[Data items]
>>

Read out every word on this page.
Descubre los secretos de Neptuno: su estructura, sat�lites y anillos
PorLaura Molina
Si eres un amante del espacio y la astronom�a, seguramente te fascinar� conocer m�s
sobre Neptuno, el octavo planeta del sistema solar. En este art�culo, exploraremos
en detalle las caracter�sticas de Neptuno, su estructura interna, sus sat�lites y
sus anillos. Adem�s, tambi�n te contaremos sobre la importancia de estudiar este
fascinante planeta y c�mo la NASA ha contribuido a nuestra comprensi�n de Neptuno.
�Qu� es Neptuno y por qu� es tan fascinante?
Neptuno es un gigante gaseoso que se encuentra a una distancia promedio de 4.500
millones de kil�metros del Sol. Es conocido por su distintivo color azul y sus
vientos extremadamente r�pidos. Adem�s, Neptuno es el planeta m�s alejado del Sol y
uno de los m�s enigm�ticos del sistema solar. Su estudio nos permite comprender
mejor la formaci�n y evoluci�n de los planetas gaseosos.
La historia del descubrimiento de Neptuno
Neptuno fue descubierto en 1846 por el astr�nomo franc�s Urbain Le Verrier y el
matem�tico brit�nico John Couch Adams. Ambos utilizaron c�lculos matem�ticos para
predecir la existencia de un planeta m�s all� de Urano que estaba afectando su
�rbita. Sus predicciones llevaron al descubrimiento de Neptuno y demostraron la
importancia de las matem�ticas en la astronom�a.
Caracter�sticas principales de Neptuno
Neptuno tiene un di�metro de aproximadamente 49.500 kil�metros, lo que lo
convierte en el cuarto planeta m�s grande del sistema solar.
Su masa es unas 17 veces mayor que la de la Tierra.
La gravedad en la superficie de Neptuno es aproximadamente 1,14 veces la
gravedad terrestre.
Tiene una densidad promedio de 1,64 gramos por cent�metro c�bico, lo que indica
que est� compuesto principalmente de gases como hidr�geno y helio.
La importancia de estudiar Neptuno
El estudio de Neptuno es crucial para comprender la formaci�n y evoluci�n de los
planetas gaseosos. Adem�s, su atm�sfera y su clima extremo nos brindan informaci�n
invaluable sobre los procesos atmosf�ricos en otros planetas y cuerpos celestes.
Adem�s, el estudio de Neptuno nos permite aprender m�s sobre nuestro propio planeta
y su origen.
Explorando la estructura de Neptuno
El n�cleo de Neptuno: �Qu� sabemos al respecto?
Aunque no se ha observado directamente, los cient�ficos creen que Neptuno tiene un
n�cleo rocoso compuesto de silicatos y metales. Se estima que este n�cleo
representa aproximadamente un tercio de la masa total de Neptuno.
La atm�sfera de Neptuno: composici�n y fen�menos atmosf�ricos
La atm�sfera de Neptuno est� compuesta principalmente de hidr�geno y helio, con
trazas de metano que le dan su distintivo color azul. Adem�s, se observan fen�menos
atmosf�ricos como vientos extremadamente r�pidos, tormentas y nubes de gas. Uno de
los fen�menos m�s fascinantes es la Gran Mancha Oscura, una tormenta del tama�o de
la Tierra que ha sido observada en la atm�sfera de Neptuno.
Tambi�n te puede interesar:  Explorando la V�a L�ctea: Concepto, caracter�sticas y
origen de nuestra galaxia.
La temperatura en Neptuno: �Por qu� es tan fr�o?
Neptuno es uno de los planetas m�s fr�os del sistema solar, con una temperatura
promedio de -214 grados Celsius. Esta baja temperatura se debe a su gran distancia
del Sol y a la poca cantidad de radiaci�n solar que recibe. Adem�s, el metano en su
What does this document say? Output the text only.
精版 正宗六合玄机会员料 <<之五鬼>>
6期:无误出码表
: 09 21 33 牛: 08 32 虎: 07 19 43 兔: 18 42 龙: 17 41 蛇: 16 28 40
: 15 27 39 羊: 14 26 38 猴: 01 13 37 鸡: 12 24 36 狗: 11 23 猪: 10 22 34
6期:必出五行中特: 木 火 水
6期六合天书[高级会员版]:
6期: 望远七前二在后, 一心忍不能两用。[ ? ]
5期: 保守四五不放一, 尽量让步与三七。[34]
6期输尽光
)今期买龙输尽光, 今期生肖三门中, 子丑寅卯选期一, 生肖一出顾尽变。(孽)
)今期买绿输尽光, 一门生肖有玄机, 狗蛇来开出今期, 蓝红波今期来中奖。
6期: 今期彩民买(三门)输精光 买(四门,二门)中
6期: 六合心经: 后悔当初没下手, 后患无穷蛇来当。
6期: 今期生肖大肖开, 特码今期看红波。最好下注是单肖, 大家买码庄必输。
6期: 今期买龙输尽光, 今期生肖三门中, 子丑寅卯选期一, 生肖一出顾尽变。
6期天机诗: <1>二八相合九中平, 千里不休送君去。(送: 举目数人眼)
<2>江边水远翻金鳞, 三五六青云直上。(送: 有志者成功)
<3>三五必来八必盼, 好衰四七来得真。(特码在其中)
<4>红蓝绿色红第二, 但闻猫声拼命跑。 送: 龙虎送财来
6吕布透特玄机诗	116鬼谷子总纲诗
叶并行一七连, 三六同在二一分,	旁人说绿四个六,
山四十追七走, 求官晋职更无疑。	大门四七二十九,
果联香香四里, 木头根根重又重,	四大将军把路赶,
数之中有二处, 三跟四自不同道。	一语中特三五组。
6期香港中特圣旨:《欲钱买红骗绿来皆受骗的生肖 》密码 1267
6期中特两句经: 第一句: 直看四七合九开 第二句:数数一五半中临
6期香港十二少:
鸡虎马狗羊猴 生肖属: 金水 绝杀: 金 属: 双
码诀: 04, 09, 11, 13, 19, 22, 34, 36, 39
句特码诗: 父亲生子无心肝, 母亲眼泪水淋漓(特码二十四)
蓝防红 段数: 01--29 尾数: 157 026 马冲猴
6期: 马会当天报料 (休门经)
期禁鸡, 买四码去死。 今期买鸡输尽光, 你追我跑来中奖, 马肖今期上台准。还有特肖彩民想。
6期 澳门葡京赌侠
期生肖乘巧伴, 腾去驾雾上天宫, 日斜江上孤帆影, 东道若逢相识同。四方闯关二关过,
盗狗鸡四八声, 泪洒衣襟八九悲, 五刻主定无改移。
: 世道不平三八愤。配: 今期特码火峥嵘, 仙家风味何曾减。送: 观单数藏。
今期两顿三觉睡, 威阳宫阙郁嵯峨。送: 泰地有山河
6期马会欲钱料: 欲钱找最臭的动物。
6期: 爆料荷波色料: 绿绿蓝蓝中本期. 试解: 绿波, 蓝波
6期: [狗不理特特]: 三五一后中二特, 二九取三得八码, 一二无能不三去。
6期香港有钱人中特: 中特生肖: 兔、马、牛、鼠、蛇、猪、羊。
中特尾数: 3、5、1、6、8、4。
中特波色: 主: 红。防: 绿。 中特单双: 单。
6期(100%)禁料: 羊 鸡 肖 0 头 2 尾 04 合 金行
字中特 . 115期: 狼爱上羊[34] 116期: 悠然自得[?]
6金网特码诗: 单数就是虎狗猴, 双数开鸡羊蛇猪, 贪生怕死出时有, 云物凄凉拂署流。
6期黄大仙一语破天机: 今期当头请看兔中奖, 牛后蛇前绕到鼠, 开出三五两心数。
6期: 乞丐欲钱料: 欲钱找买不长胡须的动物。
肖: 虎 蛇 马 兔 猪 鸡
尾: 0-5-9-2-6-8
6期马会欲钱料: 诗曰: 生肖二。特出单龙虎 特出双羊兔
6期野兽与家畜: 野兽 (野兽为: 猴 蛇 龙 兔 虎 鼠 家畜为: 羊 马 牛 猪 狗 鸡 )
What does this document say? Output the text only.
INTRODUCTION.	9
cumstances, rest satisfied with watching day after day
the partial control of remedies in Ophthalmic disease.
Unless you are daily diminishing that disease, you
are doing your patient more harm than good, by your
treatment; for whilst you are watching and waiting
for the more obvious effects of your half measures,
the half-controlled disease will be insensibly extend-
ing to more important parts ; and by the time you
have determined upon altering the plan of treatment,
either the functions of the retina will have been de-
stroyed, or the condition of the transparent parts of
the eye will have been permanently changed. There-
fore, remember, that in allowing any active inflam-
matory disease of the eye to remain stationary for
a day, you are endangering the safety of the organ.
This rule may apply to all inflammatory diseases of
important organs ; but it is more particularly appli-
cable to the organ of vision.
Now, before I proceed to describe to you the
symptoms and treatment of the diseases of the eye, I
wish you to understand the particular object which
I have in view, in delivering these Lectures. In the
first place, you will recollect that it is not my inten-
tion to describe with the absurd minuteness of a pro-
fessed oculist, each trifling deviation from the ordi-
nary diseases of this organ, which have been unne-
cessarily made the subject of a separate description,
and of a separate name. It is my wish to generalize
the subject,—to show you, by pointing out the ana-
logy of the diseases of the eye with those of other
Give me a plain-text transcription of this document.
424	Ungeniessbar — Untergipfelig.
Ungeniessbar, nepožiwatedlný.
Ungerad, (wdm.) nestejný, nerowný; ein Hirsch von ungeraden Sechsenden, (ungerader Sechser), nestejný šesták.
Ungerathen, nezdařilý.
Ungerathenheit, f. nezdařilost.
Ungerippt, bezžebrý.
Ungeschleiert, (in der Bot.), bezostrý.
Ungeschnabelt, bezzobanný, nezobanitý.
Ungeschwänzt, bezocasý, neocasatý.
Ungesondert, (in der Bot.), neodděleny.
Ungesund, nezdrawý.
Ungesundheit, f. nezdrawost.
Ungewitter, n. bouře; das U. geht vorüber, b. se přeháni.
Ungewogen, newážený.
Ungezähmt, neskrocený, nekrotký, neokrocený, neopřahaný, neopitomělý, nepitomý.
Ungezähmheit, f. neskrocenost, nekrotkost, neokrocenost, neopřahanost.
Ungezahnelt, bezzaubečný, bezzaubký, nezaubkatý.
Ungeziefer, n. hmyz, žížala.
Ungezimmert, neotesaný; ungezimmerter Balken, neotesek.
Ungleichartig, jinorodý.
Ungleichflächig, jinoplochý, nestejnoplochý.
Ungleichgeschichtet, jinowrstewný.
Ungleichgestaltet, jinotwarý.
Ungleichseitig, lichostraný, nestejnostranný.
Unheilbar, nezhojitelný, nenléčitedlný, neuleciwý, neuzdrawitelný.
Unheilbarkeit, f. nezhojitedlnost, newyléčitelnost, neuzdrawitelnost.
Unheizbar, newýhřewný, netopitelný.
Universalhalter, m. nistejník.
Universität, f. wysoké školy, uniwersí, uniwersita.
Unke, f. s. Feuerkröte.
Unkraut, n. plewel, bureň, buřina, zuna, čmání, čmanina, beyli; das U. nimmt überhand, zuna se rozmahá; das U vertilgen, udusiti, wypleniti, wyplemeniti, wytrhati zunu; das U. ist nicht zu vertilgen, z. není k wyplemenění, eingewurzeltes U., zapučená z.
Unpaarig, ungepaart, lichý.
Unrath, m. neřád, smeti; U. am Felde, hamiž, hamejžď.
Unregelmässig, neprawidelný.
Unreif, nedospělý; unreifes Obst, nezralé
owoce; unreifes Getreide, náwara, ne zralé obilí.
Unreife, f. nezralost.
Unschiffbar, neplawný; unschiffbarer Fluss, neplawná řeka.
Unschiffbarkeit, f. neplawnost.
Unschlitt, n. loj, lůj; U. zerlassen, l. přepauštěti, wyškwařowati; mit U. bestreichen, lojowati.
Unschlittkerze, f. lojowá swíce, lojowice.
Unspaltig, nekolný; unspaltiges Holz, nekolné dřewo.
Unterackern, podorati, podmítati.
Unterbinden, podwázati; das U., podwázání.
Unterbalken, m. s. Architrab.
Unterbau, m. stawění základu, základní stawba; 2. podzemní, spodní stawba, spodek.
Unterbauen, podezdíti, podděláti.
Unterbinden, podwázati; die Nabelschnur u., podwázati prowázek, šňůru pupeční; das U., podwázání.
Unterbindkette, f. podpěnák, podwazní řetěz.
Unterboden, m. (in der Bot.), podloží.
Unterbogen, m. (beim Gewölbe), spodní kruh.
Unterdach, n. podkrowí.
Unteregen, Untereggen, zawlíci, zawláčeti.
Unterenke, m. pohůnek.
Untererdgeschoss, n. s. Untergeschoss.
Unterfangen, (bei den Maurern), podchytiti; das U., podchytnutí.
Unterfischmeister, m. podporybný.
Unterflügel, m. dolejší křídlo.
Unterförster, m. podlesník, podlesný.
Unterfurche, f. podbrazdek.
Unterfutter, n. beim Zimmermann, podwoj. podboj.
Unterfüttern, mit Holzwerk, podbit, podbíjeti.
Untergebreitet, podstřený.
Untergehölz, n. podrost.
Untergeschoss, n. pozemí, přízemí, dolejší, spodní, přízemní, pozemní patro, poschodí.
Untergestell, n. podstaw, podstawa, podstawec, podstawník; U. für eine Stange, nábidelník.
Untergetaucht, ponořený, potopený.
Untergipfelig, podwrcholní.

<<

- Given exercise: Pull out all lines containing the word "diseases" from the entries above.

- Output for this task:
This rule may apply to all inflammatory diseases of
symptoms and treatment of the diseases of the eye, I
nary diseases of this organ, which have been unne-
logy of the diseases of the eye with those of other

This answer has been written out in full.